▸ Directive
Write out the records again, exactly, leaving none out.

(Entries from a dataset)
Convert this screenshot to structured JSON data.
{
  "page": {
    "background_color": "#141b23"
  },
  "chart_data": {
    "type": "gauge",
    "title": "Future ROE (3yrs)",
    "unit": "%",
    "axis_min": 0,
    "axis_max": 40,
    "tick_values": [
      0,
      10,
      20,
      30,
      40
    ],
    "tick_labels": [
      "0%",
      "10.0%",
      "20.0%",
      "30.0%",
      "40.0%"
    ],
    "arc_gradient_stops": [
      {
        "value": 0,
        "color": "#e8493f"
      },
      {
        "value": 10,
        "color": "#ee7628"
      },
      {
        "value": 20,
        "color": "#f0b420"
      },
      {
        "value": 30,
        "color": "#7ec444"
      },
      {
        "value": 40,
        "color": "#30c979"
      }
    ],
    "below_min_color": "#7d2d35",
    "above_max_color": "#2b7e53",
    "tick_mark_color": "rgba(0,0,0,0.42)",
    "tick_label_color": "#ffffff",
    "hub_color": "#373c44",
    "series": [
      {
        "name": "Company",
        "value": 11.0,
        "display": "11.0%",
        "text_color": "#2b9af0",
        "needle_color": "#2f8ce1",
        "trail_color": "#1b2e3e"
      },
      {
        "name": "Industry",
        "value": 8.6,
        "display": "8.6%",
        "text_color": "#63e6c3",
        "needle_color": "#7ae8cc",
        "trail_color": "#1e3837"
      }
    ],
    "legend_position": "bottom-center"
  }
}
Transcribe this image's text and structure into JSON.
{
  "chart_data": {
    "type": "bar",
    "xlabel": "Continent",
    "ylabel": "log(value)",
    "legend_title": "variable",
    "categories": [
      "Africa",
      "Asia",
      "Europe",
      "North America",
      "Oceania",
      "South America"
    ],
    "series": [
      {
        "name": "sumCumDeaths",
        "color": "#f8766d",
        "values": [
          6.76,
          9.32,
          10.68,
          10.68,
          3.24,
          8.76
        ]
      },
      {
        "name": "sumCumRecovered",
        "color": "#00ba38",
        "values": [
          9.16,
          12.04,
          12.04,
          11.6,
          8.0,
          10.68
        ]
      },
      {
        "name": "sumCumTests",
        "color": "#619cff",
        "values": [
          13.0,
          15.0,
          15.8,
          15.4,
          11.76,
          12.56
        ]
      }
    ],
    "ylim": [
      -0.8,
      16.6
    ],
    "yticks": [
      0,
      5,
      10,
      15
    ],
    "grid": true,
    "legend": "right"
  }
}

▸ Result below
Convert this screenshot to structured JSON data.
{
  "page": {
    "background_color": "#141b23"
  },
  "chart_data": {
    "type": "gauge",
    "title": "Future ROE (3yrs)",
    "unit": "%",
    "axis_min": 0,
    "axis_max": 40,
    "tick_values": [
      0,
      10,
      20,
      30,
      40
    ],
    "tick_labels": [
      "0%",
      "10.0%",
      "20.0%",
      "30.0%",
      "40.0%"
    ],
    "arc_gradient_stops": [
      {
        "value": 0,
        "color": "#e8493f"
      },
      {
        "value": 10,
        "color": "#ee7628"
      },
      {
        "value": 20,
        "color": "#f0b420"
      },
      {
        "value": 30,
        "color": "#7ec444"
      },
      {
        "value": 40,
        "color": "#30c979"
      }
    ],
    "below_min_color": "#7d2d35",
    "above_max_color": "#2b7e53",
    "tick_mark_color": "rgba(0,0,0,0.42)",
    "tick_label_color": "#ffffff",
    "hub_color": "#373c44",
    "series": [
      {
        "name": "Company",
        "value": 11.0,
        "display": "11.0%",
        "text_color": "#2b9af0",
        "needle_color": "#2f8ce1",
        "trail_color": "#1b2e3e"
      },
      {
        "name": "Industry",
        "value": 8.6,
        "display": "8.6%",
        "text_color": "#63e6c3",
        "needle_color": "#7ae8cc",
        "trail_color": "#1e3837"
      }
    ],
    "legend_position": "bottom-center"
  }
}
Transcribe this image's text and structure into JSON.
{
  "chart_data": {
    "type": "bar",
    "xlabel": "Continent",
    "ylabel": "log(value)",
    "legend_title": "variable",
    "categories": [
      "Africa",
      "Asia",
      "Europe",
      "North America",
      "Oceania",
      "South America"
    ],
    "series": [
      {
        "name": "sumCumDeaths",
        "color": "#f8766d",
        "values": [
          6.76,
          9.32,
          10.68,
          10.68,
          3.24,
          8.76
        ]
      },
      {
        "name": "sumCumRecovered",
        "color": "#00ba38",
        "values": [
          9.16,
          12.04,
          12.04,
          11.6,
          8.0,
          10.68
        ]
      },
      {
        "name": "sumCumTests",
        "color": "#619cff",
        "values": [
          13.0,
          15.0,
          15.8,
          15.4,
          11.76,
          12.56
        ]
      }
    ],
    "ylim": [
      -0.8,
      16.6
    ],
    "yticks": [
      0,
      5,
      10,
      15
    ],
    "grid": true,
    "legend": "right"
  }
}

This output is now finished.